#### PROBLEM DESCRIPTION:
Return every line of the data below that includes the string "Event".

#### Dataset items:
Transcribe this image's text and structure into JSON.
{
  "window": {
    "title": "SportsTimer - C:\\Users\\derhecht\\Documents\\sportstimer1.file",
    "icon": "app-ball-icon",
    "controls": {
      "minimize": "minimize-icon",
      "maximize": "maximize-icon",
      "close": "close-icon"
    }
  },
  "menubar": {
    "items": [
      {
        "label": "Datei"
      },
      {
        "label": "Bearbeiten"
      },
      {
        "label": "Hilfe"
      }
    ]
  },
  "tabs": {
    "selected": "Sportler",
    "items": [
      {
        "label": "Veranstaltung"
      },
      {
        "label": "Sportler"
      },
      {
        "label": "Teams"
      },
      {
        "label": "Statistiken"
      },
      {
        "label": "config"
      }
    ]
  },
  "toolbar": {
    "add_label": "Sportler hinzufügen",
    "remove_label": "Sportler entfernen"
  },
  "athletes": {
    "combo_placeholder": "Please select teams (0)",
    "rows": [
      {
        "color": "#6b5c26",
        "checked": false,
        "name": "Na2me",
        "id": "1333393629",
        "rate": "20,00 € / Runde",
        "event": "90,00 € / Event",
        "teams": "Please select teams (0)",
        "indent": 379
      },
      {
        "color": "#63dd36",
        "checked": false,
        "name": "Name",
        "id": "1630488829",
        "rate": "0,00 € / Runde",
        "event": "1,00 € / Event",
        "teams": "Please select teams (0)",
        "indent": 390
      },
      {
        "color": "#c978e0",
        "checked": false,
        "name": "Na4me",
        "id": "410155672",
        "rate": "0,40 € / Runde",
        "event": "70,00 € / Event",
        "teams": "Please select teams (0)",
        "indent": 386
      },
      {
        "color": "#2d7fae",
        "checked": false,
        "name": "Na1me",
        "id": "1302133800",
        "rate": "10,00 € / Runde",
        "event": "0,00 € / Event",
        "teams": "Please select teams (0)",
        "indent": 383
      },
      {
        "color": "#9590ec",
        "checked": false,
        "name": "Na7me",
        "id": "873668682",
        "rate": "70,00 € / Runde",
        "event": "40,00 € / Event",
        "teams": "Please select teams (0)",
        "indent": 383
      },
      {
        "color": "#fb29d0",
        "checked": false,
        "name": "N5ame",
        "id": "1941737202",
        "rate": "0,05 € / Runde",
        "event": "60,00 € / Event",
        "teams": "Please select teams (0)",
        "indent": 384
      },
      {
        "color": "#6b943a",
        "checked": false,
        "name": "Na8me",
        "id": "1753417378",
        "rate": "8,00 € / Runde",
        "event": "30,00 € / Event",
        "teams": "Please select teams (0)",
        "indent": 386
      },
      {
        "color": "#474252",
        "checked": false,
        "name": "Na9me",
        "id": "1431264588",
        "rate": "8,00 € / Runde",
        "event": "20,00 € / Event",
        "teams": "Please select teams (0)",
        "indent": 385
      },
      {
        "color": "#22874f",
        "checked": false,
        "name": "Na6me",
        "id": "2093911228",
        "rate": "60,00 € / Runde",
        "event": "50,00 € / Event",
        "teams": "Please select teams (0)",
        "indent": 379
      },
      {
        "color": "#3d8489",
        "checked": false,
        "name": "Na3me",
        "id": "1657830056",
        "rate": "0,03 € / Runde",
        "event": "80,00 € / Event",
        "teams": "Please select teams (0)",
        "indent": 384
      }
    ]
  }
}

#### WRITTEN ANSWER:
        "event": "90,00 € / Event",
        "event": "1,00 € / Event",
        "event": "70,00 € / Event",
        "event": "0,00 € / Event",
        "event": "40,00 € / Event",
        "event": "60,00 € / Event",
        "event": "30,00 € / Event",
        "event": "20,00 € / Event",
        "event": "50,00 € / Event",
        "event": "80,00 € / Event",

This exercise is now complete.